▸ EXERCISE INSTRUCTIONS
Scan the data below and state the number of lines that include the word "осложнения", adding no comment.

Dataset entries
◇ ◇ ◇

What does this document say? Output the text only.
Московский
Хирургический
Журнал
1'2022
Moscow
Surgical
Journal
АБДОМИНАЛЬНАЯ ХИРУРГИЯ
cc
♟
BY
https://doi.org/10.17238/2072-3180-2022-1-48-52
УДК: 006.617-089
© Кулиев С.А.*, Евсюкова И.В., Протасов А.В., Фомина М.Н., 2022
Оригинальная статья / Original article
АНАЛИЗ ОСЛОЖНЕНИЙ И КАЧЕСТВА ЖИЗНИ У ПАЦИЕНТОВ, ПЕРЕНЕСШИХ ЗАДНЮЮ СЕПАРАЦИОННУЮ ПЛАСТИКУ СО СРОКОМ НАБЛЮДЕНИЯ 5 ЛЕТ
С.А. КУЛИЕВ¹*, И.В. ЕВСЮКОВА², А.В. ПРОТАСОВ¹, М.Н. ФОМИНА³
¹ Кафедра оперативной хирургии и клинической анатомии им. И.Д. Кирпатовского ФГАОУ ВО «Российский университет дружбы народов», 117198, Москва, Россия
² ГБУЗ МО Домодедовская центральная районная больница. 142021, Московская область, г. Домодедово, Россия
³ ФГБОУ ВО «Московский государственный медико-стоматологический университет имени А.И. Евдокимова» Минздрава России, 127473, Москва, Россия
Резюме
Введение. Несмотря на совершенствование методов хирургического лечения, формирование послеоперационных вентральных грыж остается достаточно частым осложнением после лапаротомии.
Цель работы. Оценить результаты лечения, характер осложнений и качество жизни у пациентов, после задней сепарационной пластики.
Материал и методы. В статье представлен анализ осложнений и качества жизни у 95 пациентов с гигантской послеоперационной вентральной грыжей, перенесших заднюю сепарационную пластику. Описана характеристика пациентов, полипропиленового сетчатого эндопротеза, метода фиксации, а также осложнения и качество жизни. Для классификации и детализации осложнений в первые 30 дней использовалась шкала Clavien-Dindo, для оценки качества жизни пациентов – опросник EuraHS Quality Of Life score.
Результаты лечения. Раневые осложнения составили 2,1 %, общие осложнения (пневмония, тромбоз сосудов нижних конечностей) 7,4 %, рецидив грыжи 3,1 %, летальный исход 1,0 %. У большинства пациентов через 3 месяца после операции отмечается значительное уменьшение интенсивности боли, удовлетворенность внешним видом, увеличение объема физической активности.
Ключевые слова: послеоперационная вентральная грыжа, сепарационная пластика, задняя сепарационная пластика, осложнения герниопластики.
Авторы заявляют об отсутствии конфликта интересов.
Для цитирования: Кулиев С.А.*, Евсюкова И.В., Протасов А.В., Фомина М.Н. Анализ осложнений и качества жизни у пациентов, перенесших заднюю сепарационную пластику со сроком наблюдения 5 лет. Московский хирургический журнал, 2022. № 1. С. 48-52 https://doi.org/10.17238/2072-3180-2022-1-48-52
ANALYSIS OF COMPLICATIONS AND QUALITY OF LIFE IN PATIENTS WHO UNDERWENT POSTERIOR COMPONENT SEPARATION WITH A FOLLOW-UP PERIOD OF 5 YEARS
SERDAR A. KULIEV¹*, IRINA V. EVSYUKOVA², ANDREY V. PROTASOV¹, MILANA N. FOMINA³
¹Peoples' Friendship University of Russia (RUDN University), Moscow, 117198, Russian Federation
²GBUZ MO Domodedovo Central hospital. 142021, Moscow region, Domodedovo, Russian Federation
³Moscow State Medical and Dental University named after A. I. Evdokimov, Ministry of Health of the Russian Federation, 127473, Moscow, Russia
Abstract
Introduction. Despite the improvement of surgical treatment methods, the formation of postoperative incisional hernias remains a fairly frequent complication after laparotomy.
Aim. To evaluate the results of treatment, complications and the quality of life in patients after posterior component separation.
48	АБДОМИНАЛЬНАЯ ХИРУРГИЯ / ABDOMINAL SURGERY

◇ ◇ ◇

▸ SOLUTION TO THE EXERCISE
3